(Records contained in a dataset)
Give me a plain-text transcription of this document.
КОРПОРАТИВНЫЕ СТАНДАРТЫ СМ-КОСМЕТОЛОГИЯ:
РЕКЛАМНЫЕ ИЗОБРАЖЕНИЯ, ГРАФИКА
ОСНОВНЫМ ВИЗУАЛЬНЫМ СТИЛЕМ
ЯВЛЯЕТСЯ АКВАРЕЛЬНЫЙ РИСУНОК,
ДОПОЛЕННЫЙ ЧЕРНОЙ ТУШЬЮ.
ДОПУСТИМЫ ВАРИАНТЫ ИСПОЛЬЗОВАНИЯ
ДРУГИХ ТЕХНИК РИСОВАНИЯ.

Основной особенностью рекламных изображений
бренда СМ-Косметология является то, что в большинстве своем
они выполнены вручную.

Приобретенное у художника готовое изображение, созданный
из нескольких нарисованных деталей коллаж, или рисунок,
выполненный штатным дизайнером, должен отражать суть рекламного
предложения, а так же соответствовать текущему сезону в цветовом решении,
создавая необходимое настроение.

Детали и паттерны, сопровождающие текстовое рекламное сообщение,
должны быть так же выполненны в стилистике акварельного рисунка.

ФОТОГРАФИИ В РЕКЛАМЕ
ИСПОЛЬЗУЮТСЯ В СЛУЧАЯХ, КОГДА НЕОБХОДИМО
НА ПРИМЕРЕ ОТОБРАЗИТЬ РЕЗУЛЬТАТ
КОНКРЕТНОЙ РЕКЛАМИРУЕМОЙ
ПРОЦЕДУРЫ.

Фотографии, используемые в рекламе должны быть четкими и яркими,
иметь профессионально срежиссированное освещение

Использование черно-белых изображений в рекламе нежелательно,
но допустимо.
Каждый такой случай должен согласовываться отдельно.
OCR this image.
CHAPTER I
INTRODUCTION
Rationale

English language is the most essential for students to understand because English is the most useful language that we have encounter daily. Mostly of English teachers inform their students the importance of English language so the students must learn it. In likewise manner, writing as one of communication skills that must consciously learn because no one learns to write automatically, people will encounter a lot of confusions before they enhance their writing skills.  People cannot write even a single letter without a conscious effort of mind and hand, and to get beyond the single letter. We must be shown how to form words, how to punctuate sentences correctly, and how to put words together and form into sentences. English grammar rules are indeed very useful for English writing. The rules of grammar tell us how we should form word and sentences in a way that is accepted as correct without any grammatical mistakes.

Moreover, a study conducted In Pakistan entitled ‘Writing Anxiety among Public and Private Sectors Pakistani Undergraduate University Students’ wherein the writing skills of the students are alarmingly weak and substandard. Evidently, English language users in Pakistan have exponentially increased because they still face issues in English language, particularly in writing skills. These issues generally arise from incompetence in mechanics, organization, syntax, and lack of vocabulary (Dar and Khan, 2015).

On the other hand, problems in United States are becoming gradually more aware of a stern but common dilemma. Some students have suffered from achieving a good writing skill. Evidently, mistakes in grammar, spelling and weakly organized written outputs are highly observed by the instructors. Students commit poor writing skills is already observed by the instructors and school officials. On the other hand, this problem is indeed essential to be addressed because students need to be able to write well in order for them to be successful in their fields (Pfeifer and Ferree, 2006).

__PROBLEM__
Word for word, restate all of the data shown above.

__TASK SOLUTION__
Give me a plain-text transcription of this document.
КОРПОРАТИВНЫЕ СТАНДАРТЫ СМ-КОСМЕТОЛОГИЯ:
РЕКЛАМНЫЕ ИЗОБРАЖЕНИЯ, ГРАФИКА
ОСНОВНЫМ ВИЗУАЛЬНЫМ СТИЛЕМ
ЯВЛЯЕТСЯ АКВАРЕЛЬНЫЙ РИСУНОК,
ДОПОЛЕННЫЙ ЧЕРНОЙ ТУШЬЮ.
ДОПУСТИМЫ ВАРИАНТЫ ИСПОЛЬЗОВАНИЯ
ДРУГИХ ТЕХНИК РИСОВАНИЯ.

Основной особенностью рекламных изображений
бренда СМ-Косметология является то, что в большинстве своем
они выполнены вручную.

Приобретенное у художника готовое изображение, созданный
из нескольких нарисованных деталей коллаж, или рисунок,
выполненный штатным дизайнером, должен отражать суть рекламного
предложения, а так же соответствовать текущему сезону в цветовом решении,
создавая необходимое настроение.

Детали и паттерны, сопровождающие текстовое рекламное сообщение,
должны быть так же выполненны в стилистике акварельного рисунка.

ФОТОГРАФИИ В РЕКЛАМЕ
ИСПОЛЬЗУЮТСЯ В СЛУЧАЯХ, КОГДА НЕОБХОДИМО
НА ПРИМЕРЕ ОТОБРАЗИТЬ РЕЗУЛЬТАТ
КОНКРЕТНОЙ РЕКЛАМИРУЕМОЙ
ПРОЦЕДУРЫ.

Фотографии, используемые в рекламе должны быть четкими и яркими,
иметь профессионально срежиссированное освещение

Использование черно-белых изображений в рекламе нежелательно,
но допустимо.
Каждый такой случай должен согласовываться отдельно.
OCR this image.
CHAPTER I
INTRODUCTION
Rationale

English language is the most essential for students to understand because English is the most useful language that we have encounter daily. Mostly of English teachers inform their students the importance of English language so the students must learn it. In likewise manner, writing as one of communication skills that must consciously learn because no one learns to write automatically, people will encounter a lot of confusions before they enhance their writing skills.  People cannot write even a single letter without a conscious effort of mind and hand, and to get beyond the single letter. We must be shown how to form words, how to punctuate sentences correctly, and how to put words together and form into sentences. English grammar rules are indeed very useful for English writing. The rules of grammar tell us how we should form word and sentences in a way that is accepted as correct without any grammatical mistakes.

Moreover, a study conducted In Pakistan entitled ‘Writing Anxiety among Public and Private Sectors Pakistani Undergraduate University Students’ wherein the writing skills of the students are alarmingly weak and substandard. Evidently, English language users in Pakistan have exponentially increased because they still face issues in English language, particularly in writing skills. These issues generally arise from incompetence in mechanics, organization, syntax, and lack of vocabulary (Dar and Khan, 2015).

On the other hand, problems in United States are becoming gradually more aware of a stern but common dilemma. Some students have suffered from achieving a good writing skill. Evidently, mistakes in grammar, spelling and weakly organized written outputs are highly observed by the instructors. Students commit poor writing skills is already observed by the instructors and school officials. On the other hand, this problem is indeed essential to be addressed because students need to be able to write well in order for them to be successful in their fields (Pfeifer and Ferree, 2006).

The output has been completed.